======== 抜粋文
実験で原因を特定するには、比べたい条件以外をそろえる必要があります。同時にいくつも変えると、差の原因が特定できません。
一つの条件だけを変える
日光時間が成長へ与える影響を知りたいなら、比較する鉢のあいだで変えてよいのは日光時間です。水量・土・品種が同時に違うと、「日光の差なのか、水の差なのか」が分かりません。研究者が意図的に一つの要因を動かし、ほかをできるだけ固定するのが、3級で扱う実験計画の基本です。
正解の理由
日光時間だけを変え、水量・土・品種をそろえる計画が最も適切です。差が出たときに、その差を日光時間の違いと結び付けやすくなります。
他の選択肢が誤りである理由
- 日光時間と水量を同時に変える: 2つの条件が同時に動くため、成長差の原因を分解できません。
- 日当たりのよい場所の植物だけを観察する: 処理を割り当てず、たまたま日当たりのよい個体だけを見る観察です。比較の対照がなく、日光時間の効果を切り出せません。
- 成長した植物だけを選ぶ: 結果が良い個体だけを残すので、最初から成長差を作っているような偏りになります。
比較可能性
実験の強みは、研究者が条件を決められることです。条件を同時に動かすと、その強みが消えます。「知りたい要因だけを動かす」は、後の因果推論でも繰り返し出てくる原則です。
2級・準1級への橋渡し: 2級の実験計画では、処理の効果を他の要因と混同しないことを重視します。準1級では、複数の要因を計画的に組み合わせる要因実験を学びますが、それは「同時にでたらめに変える」ことではなく、どの差がどの要因かを後から分解できるよう設計することです。3級ではまず、一要因ずつそろえて比べる感覚を固めます。
したがって、日光時間だけを変え、水量・土・品種をそろえる計画が適切です。
================
======== データ一覧
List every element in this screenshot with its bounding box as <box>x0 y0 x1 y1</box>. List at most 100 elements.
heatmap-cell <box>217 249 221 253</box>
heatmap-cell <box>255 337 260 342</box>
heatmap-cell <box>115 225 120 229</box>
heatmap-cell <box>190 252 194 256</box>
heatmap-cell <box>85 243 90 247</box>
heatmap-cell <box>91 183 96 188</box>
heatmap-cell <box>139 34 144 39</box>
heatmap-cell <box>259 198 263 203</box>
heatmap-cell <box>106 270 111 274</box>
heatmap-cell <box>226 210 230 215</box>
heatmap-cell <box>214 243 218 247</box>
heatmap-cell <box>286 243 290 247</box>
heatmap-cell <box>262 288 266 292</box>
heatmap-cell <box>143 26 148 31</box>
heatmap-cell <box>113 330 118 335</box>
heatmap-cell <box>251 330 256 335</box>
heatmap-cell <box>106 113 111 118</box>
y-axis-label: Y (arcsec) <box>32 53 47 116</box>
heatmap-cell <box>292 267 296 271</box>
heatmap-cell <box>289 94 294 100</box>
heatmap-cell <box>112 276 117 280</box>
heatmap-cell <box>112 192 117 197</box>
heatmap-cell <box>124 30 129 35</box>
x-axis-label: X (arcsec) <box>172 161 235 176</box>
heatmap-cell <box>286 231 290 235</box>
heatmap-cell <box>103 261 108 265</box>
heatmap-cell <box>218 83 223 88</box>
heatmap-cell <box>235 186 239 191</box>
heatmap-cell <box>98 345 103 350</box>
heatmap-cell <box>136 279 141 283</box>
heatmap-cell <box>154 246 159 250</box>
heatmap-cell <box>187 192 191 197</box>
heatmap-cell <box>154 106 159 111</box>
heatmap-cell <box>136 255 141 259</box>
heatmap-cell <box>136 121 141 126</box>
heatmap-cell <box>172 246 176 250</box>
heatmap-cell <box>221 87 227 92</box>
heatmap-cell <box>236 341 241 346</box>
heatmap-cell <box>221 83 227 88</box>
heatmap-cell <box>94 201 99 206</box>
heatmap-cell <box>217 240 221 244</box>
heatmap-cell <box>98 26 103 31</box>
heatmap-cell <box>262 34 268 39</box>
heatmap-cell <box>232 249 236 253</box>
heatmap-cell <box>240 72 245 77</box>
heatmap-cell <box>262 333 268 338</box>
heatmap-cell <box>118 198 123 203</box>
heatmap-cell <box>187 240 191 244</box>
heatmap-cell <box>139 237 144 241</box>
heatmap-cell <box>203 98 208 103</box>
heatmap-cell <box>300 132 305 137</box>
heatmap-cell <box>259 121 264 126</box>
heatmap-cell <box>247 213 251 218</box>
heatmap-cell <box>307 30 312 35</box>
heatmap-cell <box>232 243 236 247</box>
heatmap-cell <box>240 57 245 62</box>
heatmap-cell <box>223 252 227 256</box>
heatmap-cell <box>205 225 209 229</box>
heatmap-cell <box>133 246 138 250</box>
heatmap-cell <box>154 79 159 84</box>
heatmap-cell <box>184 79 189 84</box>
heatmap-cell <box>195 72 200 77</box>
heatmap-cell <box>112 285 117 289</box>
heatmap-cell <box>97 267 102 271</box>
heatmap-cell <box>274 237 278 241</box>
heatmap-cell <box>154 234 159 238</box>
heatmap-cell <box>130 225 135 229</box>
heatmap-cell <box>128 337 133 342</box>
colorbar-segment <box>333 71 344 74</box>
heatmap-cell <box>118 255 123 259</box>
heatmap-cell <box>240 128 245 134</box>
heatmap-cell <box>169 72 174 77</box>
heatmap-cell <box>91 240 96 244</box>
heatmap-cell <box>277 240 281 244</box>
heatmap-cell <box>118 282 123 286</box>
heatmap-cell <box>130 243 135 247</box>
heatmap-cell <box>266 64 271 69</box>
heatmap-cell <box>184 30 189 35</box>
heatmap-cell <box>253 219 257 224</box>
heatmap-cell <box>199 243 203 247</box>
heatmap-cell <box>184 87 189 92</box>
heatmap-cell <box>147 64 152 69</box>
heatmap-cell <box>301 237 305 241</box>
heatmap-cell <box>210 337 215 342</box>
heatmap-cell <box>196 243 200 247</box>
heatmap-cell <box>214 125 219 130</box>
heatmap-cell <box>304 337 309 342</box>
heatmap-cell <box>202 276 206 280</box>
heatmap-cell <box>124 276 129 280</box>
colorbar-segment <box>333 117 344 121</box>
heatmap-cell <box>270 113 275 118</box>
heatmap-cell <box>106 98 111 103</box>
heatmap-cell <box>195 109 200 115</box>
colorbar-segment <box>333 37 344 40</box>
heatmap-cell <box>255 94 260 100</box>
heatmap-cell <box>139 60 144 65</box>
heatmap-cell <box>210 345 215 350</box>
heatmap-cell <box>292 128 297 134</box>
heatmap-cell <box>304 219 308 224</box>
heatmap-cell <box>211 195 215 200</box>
================
** 課題 **
抜粋文の中の「日光時間が成長へ与える影響を知りたいなら」で始まる段落を、主な内容を残して箇条書きに書き直してください。 上に並んだ行は、この作業には関係しません。

** 解答 **
- 日光時間が成長に与える影響を調べる場合、比較する鉢の間で変えてよいのは日光時間だけである。
- 水量・土・品種も同時に違うと、差が日光によるものか水によるものか分からなくなる。
- 研究者が意図的に一つの要因を動かし、ほかをできるだけ固定することが、3級で扱う実験計画の基本である。